SHORT PROBLEM:
Copy the records that follow exactly as written, but not their pictures.

DATASET CONTENT:
== == ==

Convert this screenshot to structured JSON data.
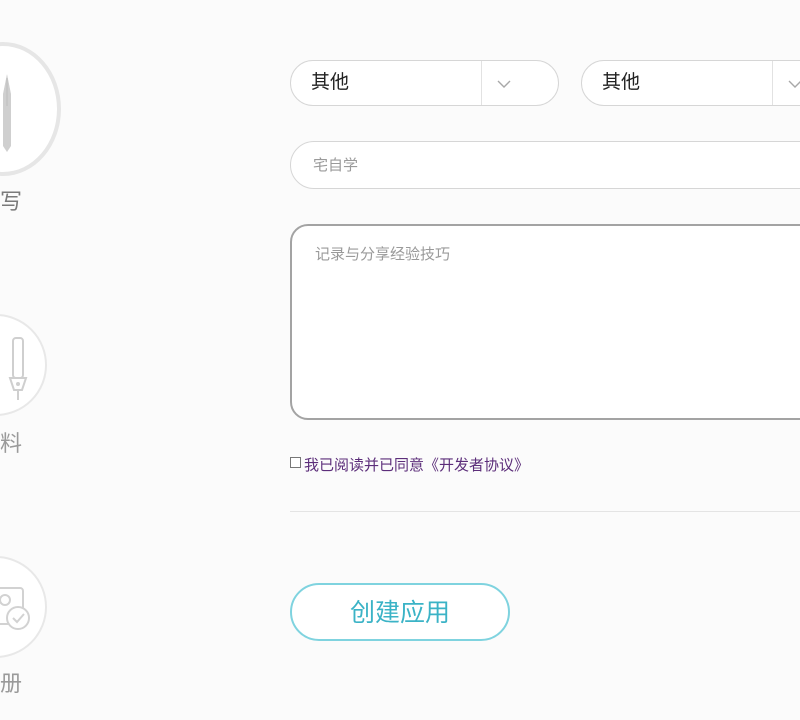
{
  "steps": [
    {
      "label": "填写",
      "icon": "pen-nib-icon"
    },
    {
      "label": "资料",
      "icon": "pen-icon"
    },
    {
      "label": "注册",
      "icon": "badge-check-icon"
    }
  ],
  "form": {
    "category_primary": {
      "value": "其他"
    },
    "category_secondary": {
      "value": "其他"
    },
    "name_input": {
      "placeholder": "宅自学"
    },
    "description": {
      "placeholder": "记录与分享经验技巧"
    },
    "agreement": {
      "text": "我已阅读并已同意《开发者协议》",
      "checked": false
    },
    "submit_label": "创建应用"
  },
  "colors": {
    "accent": "#3bb3c6",
    "accent_border": "#7fd3df",
    "link": "#5c2e7a"
  }
}
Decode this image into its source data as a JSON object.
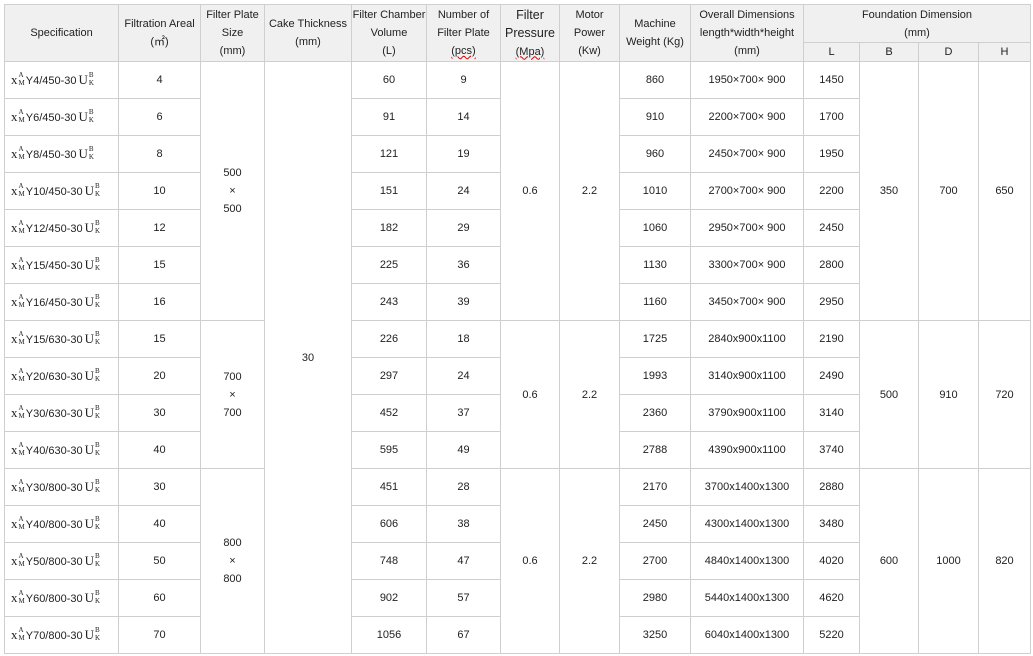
{
  "headers": {
    "spec": "Specification",
    "area": [
      "Filtration Areal",
      "(㎡)"
    ],
    "plate": [
      "Filter Plate",
      "Size",
      "(mm)"
    ],
    "cake": [
      "Cake Thickness",
      "(mm)"
    ],
    "chamber": [
      "Filter Chamber",
      "Volume",
      "(L)"
    ],
    "num": [
      "Number of",
      "Filter Plate",
      "(pcs)"
    ],
    "pressure": [
      "Filter",
      "Pressure",
      "(Mpa)"
    ],
    "motor": [
      "Motor",
      "Power",
      "(Kw)"
    ],
    "weight": [
      "Machine",
      "Weight (Kg)"
    ],
    "overall": [
      "Overall Dimensions",
      "length*width*height",
      "(mm)"
    ],
    "foundation": [
      "Foundation Dimension",
      "(mm)"
    ],
    "L": "L",
    "B": "B",
    "D": "D",
    "H": "H"
  },
  "spec_marks": {
    "x": "x",
    "a": "A",
    "m": "M",
    "u": "U",
    "b": "B",
    "k": "K"
  },
  "cake_thickness": "30",
  "groups": [
    {
      "plate": [
        "500",
        "×",
        "500"
      ],
      "pressure": "0.6",
      "motor": "2.2",
      "B": "350",
      "D": "700",
      "H": "650",
      "rows": [
        {
          "model": "Y4/450-30",
          "area": "4",
          "chamber": "60",
          "num": "9",
          "weight": "860",
          "overall": "1950×700× 900",
          "L": "1450"
        },
        {
          "model": "Y6/450-30",
          "area": "6",
          "chamber": "91",
          "num": "14",
          "weight": "910",
          "overall": "2200×700× 900",
          "L": "1700"
        },
        {
          "model": "Y8/450-30",
          "area": "8",
          "chamber": "121",
          "num": "19",
          "weight": "960",
          "overall": "2450×700× 900",
          "L": "1950"
        },
        {
          "model": "Y10/450-30",
          "area": "10",
          "chamber": "151",
          "num": "24",
          "weight": "1010",
          "overall": "2700×700× 900",
          "L": "2200"
        },
        {
          "model": "Y12/450-30",
          "area": "12",
          "chamber": "182",
          "num": "29",
          "weight": "1060",
          "overall": "2950×700× 900",
          "L": "2450"
        },
        {
          "model": "Y15/450-30",
          "area": "15",
          "chamber": "225",
          "num": "36",
          "weight": "1130",
          "overall": "3300×700× 900",
          "L": "2800"
        },
        {
          "model": "Y16/450-30",
          "area": "16",
          "chamber": "243",
          "num": "39",
          "weight": "1160",
          "overall": "3450×700× 900",
          "L": "2950"
        }
      ]
    },
    {
      "plate": [
        "700",
        "×",
        "700"
      ],
      "pressure": "0.6",
      "motor": "2.2",
      "B": "500",
      "D": "910",
      "H": "720",
      "rows": [
        {
          "model": "Y15/630-30",
          "area": "15",
          "chamber": "226",
          "num": "18",
          "weight": "1725",
          "overall": "2840x900x1100",
          "L": "2190"
        },
        {
          "model": "Y20/630-30",
          "area": "20",
          "chamber": "297",
          "num": "24",
          "weight": "1993",
          "overall": "3140x900x1100",
          "L": "2490"
        },
        {
          "model": "Y30/630-30",
          "area": "30",
          "chamber": "452",
          "num": "37",
          "weight": "2360",
          "overall": "3790x900x1100",
          "L": "3140"
        },
        {
          "model": "Y40/630-30",
          "area": "40",
          "chamber": "595",
          "num": "49",
          "weight": "2788",
          "overall": "4390x900x1100",
          "L": "3740"
        }
      ]
    },
    {
      "plate": [
        "800",
        "×",
        "800"
      ],
      "pressure": "0.6",
      "motor": "2.2",
      "B": "600",
      "D": "1000",
      "H": "820",
      "rows": [
        {
          "model": "Y30/800-30",
          "area": "30",
          "chamber": "451",
          "num": "28",
          "weight": "2170",
          "overall": "3700x1400x1300",
          "L": "2880"
        },
        {
          "model": "Y40/800-30",
          "area": "40",
          "chamber": "606",
          "num": "38",
          "weight": "2450",
          "overall": "4300x1400x1300",
          "L": "3480"
        },
        {
          "model": "Y50/800-30",
          "area": "50",
          "chamber": "748",
          "num": "47",
          "weight": "2700",
          "overall": "4840x1400x1300",
          "L": "4020"
        },
        {
          "model": "Y60/800-30",
          "area": "60",
          "chamber": "902",
          "num": "57",
          "weight": "2980",
          "overall": "5440x1400x1300",
          "L": "4620"
        },
        {
          "model": "Y70/800-30",
          "area": "70",
          "chamber": "1056",
          "num": "67",
          "weight": "3250",
          "overall": "6040x1400x1300",
          "L": "5220"
        }
      ]
    }
  ]
}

== == ==

THE RESPONSE:
Convert this screenshot to structured JSON data.
{
  "steps": [
    {
      "label": "填写",
      "icon": "pen-nib-icon"
    },
    {
      "label": "资料",
      "icon": "pen-icon"
    },
    {
      "label": "注册",
      "icon": "badge-check-icon"
    }
  ],
  "form": {
    "category_primary": {
      "value": "其他"
    },
    "category_secondary": {
      "value": "其他"
    },
    "name_input": {
      "placeholder": "宅自学"
    },
    "description": {
      "placeholder": "记录与分享经验技巧"
    },
    "agreement": {
      "text": "我已阅读并已同意《开发者协议》",
      "checked": false
    },
    "submit_label": "创建应用"
  },
  "colors": {
    "accent": "#3bb3c6",
    "accent_border": "#7fd3df",
    "link": "#5c2e7a"
  }
}
Decode this image into its source data as a JSON object.
{
  "headers": {
    "spec": "Specification",
    "area": [
      "Filtration Areal",
      "(㎡)"
    ],
    "plate": [
      "Filter Plate",
      "Size",
      "(mm)"
    ],
    "cake": [
      "Cake Thickness",
      "(mm)"
    ],
    "chamber": [
      "Filter Chamber",
      "Volume",
      "(L)"
    ],
    "num": [
      "Number of",
      "Filter Plate",
      "(pcs)"
    ],
    "pressure": [
      "Filter",
      "Pressure",
      "(Mpa)"
    ],
    "motor": [
      "Motor",
      "Power",
      "(Kw)"
    ],
    "weight": [
      "Machine",
      "Weight (Kg)"
    ],
    "overall": [
      "Overall Dimensions",
      "length*width*height",
      "(mm)"
    ],
    "foundation": [
      "Foundation Dimension",
      "(mm)"
    ],
    "L": "L",
    "B": "B",
    "D": "D",
    "H": "H"
  },
  "spec_marks": {
    "x": "x",
    "a": "A",
    "m": "M",
    "u": "U",
    "b": "B",
    "k": "K"
  },
  "cake_thickness": "30",
  "groups": [
    {
      "plate": [
        "500",
        "×",
        "500"
      ],
      "pressure": "0.6",
      "motor": "2.2",
      "B": "350",
      "D": "700",
      "H": "650",
      "rows": [
        {
          "model": "Y4/450-30",
          "area": "4",
          "chamber": "60",
          "num": "9",
          "weight": "860",
          "overall": "1950×700× 900",
          "L": "1450"
        },
        {
          "model": "Y6/450-30",
          "area": "6",
          "chamber": "91",
          "num": "14",
          "weight": "910",
          "overall": "2200×700× 900",
          "L": "1700"
        },
        {
          "model": "Y8/450-30",
          "area": "8",
          "chamber": "121",
          "num": "19",
          "weight": "960",
          "overall": "2450×700× 900",
          "L": "1950"
        },
        {
          "model": "Y10/450-30",
          "area": "10",
          "chamber": "151",
          "num": "24",
          "weight": "1010",
          "overall": "2700×700× 900",
          "L": "2200"
        },
        {
          "model": "Y12/450-30",
          "area": "12",
          "chamber": "182",
          "num": "29",
          "weight": "1060",
          "overall": "2950×700× 900",
          "L": "2450"
        },
        {
          "model": "Y15/450-30",
          "area": "15",
          "chamber": "225",
          "num": "36",
          "weight": "1130",
          "overall": "3300×700× 900",
          "L": "2800"
        },
        {
          "model": "Y16/450-30",
          "area": "16",
          "chamber": "243",
          "num": "39",
          "weight": "1160",
          "overall": "3450×700× 900",
          "L": "2950"
        }
      ]
    },
    {
      "plate": [
        "700",
        "×",
        "700"
      ],
      "pressure": "0.6",
      "motor": "2.2",
      "B": "500",
      "D": "910",
      "H": "720",
      "rows": [
        {
          "model": "Y15/630-30",
          "area": "15",
          "chamber": "226",
          "num": "18",
          "weight": "1725",
          "overall": "2840x900x1100",
          "L": "2190"
        },
        {
          "model": "Y20/630-30",
          "area": "20",
          "chamber": "297",
          "num": "24",
          "weight": "1993",
          "overall": "3140x900x1100",
          "L": "2490"
        },
        {
          "model": "Y30/630-30",
          "area": "30",
          "chamber": "452",
          "num": "37",
          "weight": "2360",
          "overall": "3790x900x1100",
          "L": "3140"
        },
        {
          "model": "Y40/630-30",
          "area": "40",
          "chamber": "595",
          "num": "49",
          "weight": "2788",
          "overall": "4390x900x1100",
          "L": "3740"
        }
      ]
    },
    {
      "plate": [
        "800",
        "×",
        "800"
      ],
      "pressure": "0.6",
      "motor": "2.2",
      "B": "600",
      "D": "1000",
      "H": "820",
      "rows": [
        {
          "model": "Y30/800-30",
          "area": "30",
          "chamber": "451",
          "num": "28",
          "weight": "2170",
          "overall": "3700x1400x1300",
          "L": "2880"
        },
        {
          "model": "Y40/800-30",
          "area": "40",
          "chamber": "606",
          "num": "38",
          "weight": "2450",
          "overall": "4300x1400x1300",
          "L": "3480"
        },
        {
          "model": "Y50/800-30",
          "area": "50",
          "chamber": "748",
          "num": "47",
          "weight": "2700",
          "overall": "4840x1400x1300",
          "L": "4020"
        },
        {
          "model": "Y60/800-30",
          "area": "60",
          "chamber": "902",
          "num": "57",
          "weight": "2980",
          "overall": "5440x1400x1300",
          "L": "4620"
        },
        {
          "model": "Y70/800-30",
          "area": "70",
          "chamber": "1056",
          "num": "67",
          "weight": "3250",
          "overall": "6040x1400x1300",
          "L": "5220"
        }
      ]
    }
  ]
}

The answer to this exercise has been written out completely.